Problems to solve →
[a] Translate this sentence from the passage on Bronze Age navigation into Spanish: "Although it was possible to travel a direct path from Europe to Africa, the return voyage had to be made following the Levantine coastline."
[b] Continue the passage on Bronze Age navigation from the point where it stops.

Document passage →
Start

Navigation
The sailing season in antiquity was normally limited to the summer months, between March and November, when northwesterly winds prevail in the eastern Mediterranean.1 This had a profound effect on the sailing routes plied during the Bronze Age, for the boom-footed square rig then in use was intended primarily for sailing with a following wind. Although it was possible to travel a direct path from Europe to Africa, the return voyage had to be made following the Levantine coastline.
Sea Routes
The following Mediterranean sea routes are documented in the Bronze Age:
Egypt/Syro-Canaanite Coast (Fig. 13.1: A)
Evidence, discussed above, indicates the intense use of the sea route along the Syro-Canaanite coast between Ugarit and Egypt as early as the Late Uruk period.2 These include voyages to and from Egypt and intercity contacts, particularly by Syro-Canaanite and Egyptian ships.
Cilicia/North Syrian Coast (Fig. 13.1: B)
Ugarit carried on an active maritime trade with Ura (c), which was the main Mediterranean port for the Hittite kingdom. Ura was probably located in Cilicia, perhaps near modern Silifke, or about sixty kilometers to the west in the region of Aydincik.3
Syro-Canaanite Coast/Cyprus/Egypt (Fig. 13.1: C–D)

End

Information given →
Start

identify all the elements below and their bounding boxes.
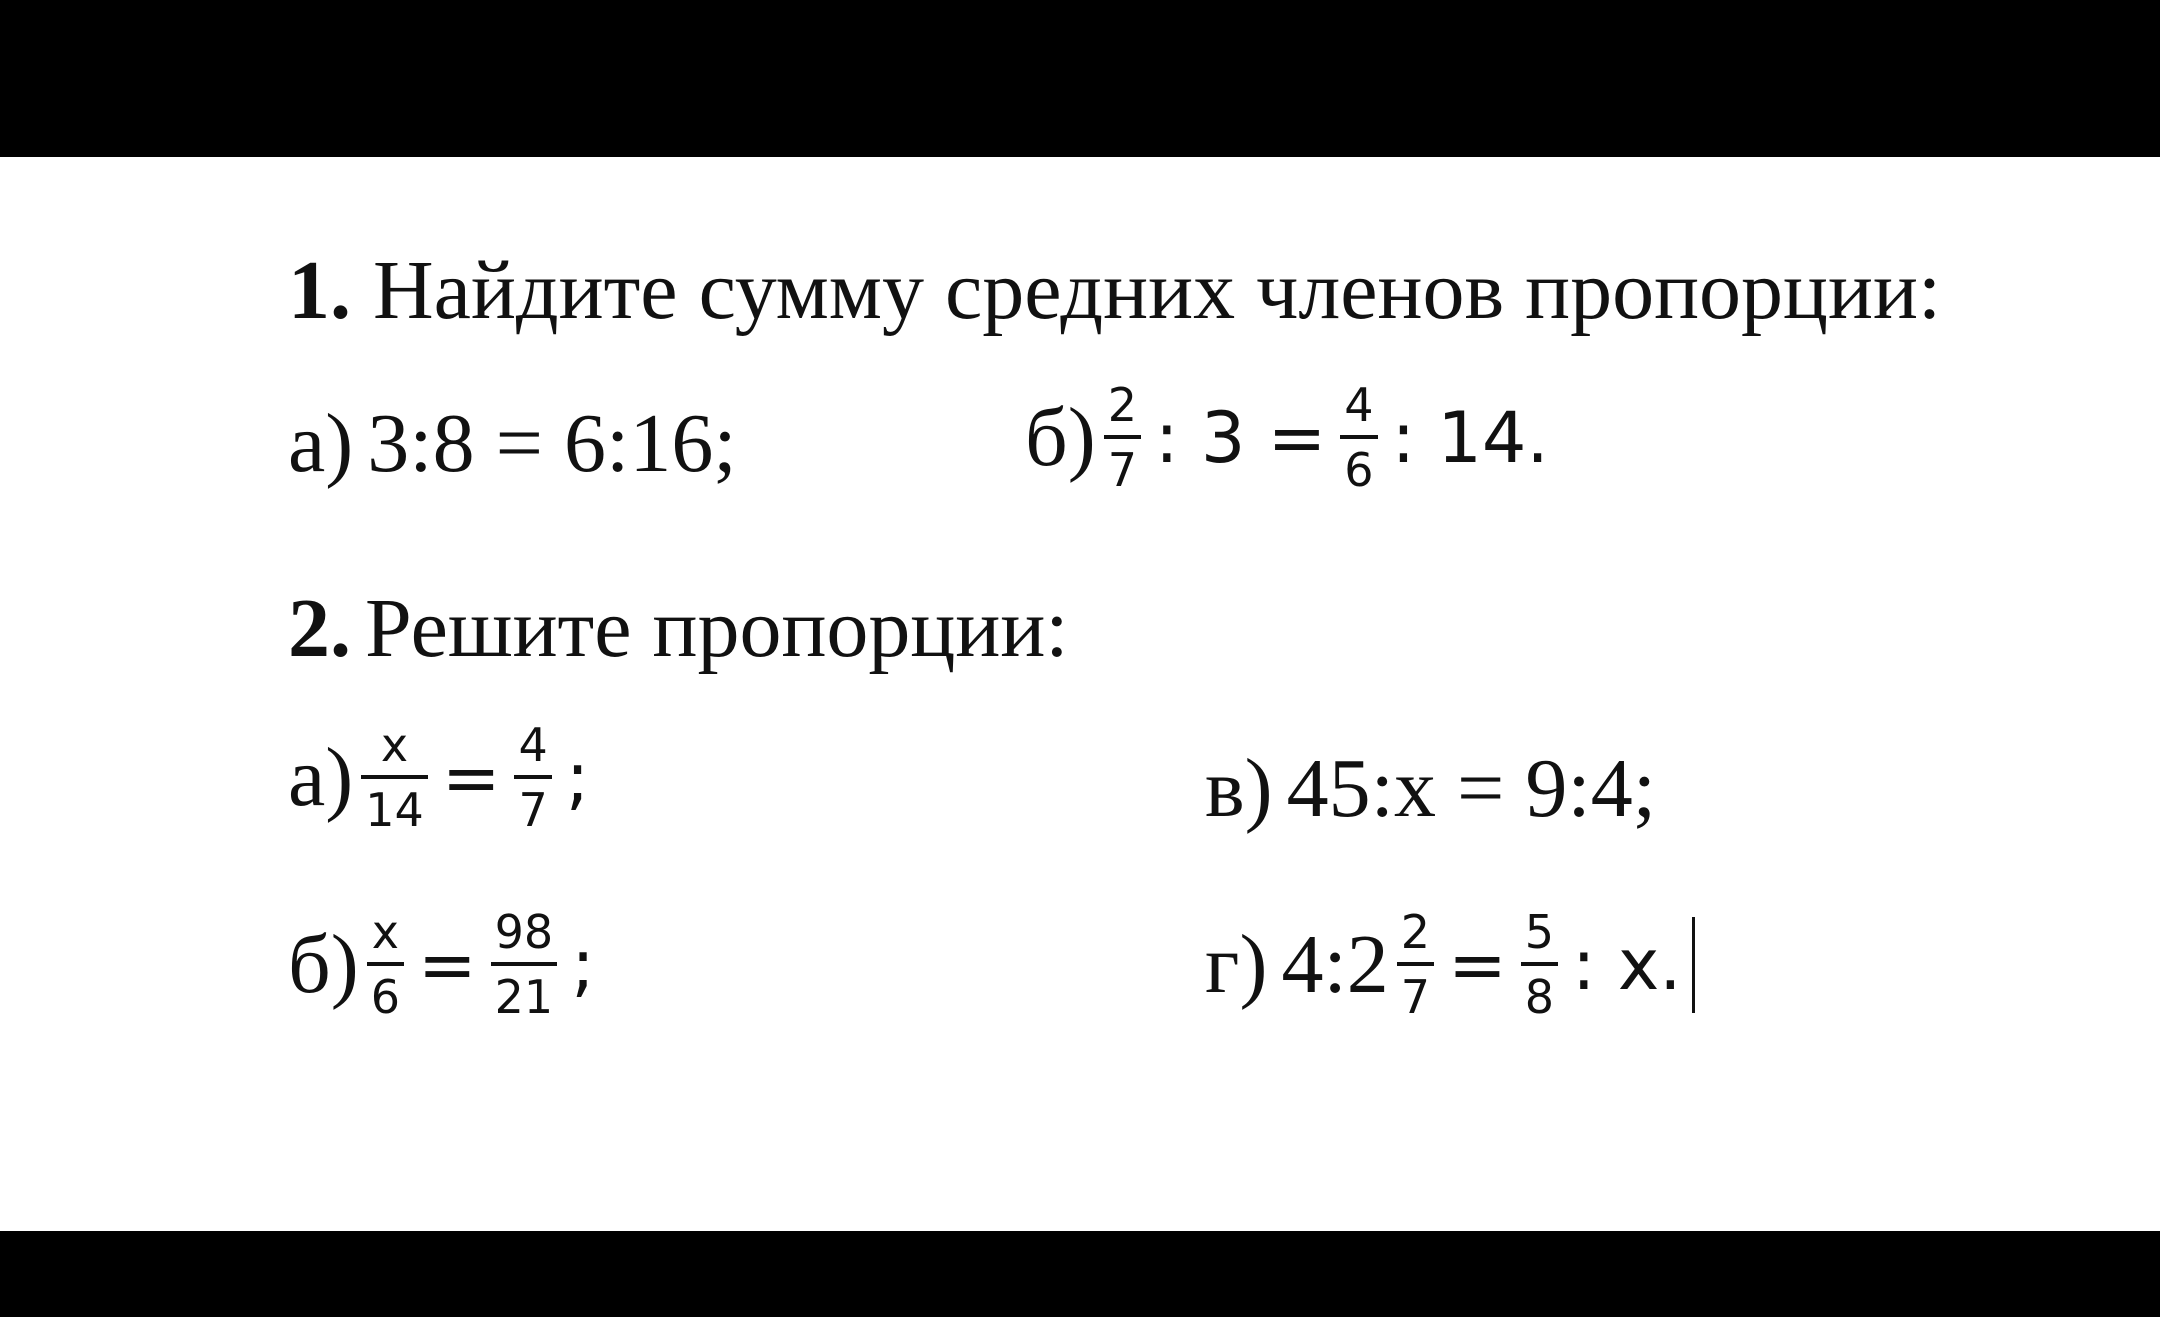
fraction-denominator: 21 xyxy=(494,970,554,1024)
fraction-numerator: 5 xyxy=(1524,905,1554,959)
task1-title: Найдите сумму средних членов пропорции: xyxy=(373,244,1942,337)
proportion-expression: 3:8 = 6:16; xyxy=(367,397,737,490)
text-cursor xyxy=(1692,917,1695,1013)
task1-item-a xyxy=(288,397,737,490)
fraction xyxy=(1521,905,1558,1024)
equals-sign: = xyxy=(1448,923,1507,1006)
fraction-numerator: 4 xyxy=(518,718,548,772)
task2-item-v xyxy=(1205,742,1657,835)
fraction-numerator: x xyxy=(371,905,399,959)
task1-item-b xyxy=(1025,378,1555,497)
task2-item-g xyxy=(1205,905,1695,1024)
fraction xyxy=(367,905,404,1024)
fraction xyxy=(1104,378,1141,497)
task2-item-b xyxy=(288,905,601,1024)
fraction xyxy=(361,718,428,837)
fraction-denominator: 6 xyxy=(1344,443,1374,497)
expression-part: ; xyxy=(571,923,595,1006)
expression-part: ; xyxy=(565,736,590,819)
expression-part: : 3 = xyxy=(1155,396,1327,479)
task1-heading xyxy=(288,244,1942,337)
fraction xyxy=(491,905,558,1024)
fraction-denominator: 6 xyxy=(370,970,400,1024)
fraction-numerator: 2 xyxy=(1400,905,1431,959)
fraction-denominator: 7 xyxy=(1400,970,1431,1024)
fraction-denominator: 7 xyxy=(518,783,548,837)
item-label: а) xyxy=(288,730,354,824)
document-page xyxy=(0,157,2160,1231)
fraction-numerator: x xyxy=(380,718,409,772)
item-label: в) xyxy=(1205,742,1273,835)
item-label: б) xyxy=(288,917,359,1011)
task2-heading xyxy=(288,582,1069,675)
proportion-expression: 45:x = 9:4; xyxy=(1286,742,1657,835)
fraction-numerator: 4 xyxy=(1344,378,1374,432)
equals-sign: = xyxy=(441,736,501,819)
fraction-denominator: 8 xyxy=(1524,970,1554,1024)
equals-sign: = xyxy=(418,923,477,1006)
item-label: б) xyxy=(1025,390,1096,484)
fraction xyxy=(1340,378,1377,497)
fraction-numerator: 98 xyxy=(494,905,554,959)
fraction-numerator: 2 xyxy=(1107,378,1137,432)
task2-item-a xyxy=(288,718,595,837)
fraction-denominator: 7 xyxy=(1107,443,1137,497)
task2-title: Решите пропорции: xyxy=(365,582,1069,675)
fraction xyxy=(1397,905,1434,1024)
fraction-denominator: 14 xyxy=(365,783,424,837)
item-label: а) xyxy=(288,397,354,490)
expression-part: 4:2 xyxy=(1281,917,1389,1011)
item-label: г) xyxy=(1205,917,1268,1011)
fraction xyxy=(514,718,551,837)
expression-part: : 14. xyxy=(1391,396,1549,479)
task2-number: 2. xyxy=(288,582,351,675)
task1-number: 1. xyxy=(288,244,351,337)
expression-part: : x. xyxy=(1572,923,1682,1006)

End

Responses for each task →
[a] Aunque era posible recorrer una ruta directa de Europa a África, el viaje de regreso tenía que hacerse siguiendo la costa levantina.

[b]
In EA 114, Rib-Addi, the embattled king of Byblos, reports that he is under land and coastal siege by his enemy, Aziru, who has taken control of the sea routes.4 Toward the end of the letter, Rib-Addi emphasizes his isolation by bringing the following action to the pharaoh’s attention:
Under the circumstances it goes very badly with me.
Here is the other,
Amanmasha.
Ask him if I did not send him (via) Alashia to thee.5
W. L. Moran, in his commentary to this text, notes that the order of the words emphasizes the place name, Alashia.6 Amanmasha is presumably the same Egyptian official who had been previously stationed at Byblos.7 Y. L. Holmes notes that Rib-Addi is saying that because of the difficult situation, he considered it necessary to send Amanmasha to Egypt by a route other than the normal coastal route between Byblos and Egypt.8
Now if Alashia is located north of Byblos on the North Syrian coast or in Cilicia as some scholars contend, then Rib-Addi’s actions are incomprehensible. Not only would Amanmasha be sailing in the wrong direction, but this would also require him to sail along the Syrian coast—precisely the area that was under Aziru’s control and which Rib-Addi would have wished Amanmasha to avoid at all costs.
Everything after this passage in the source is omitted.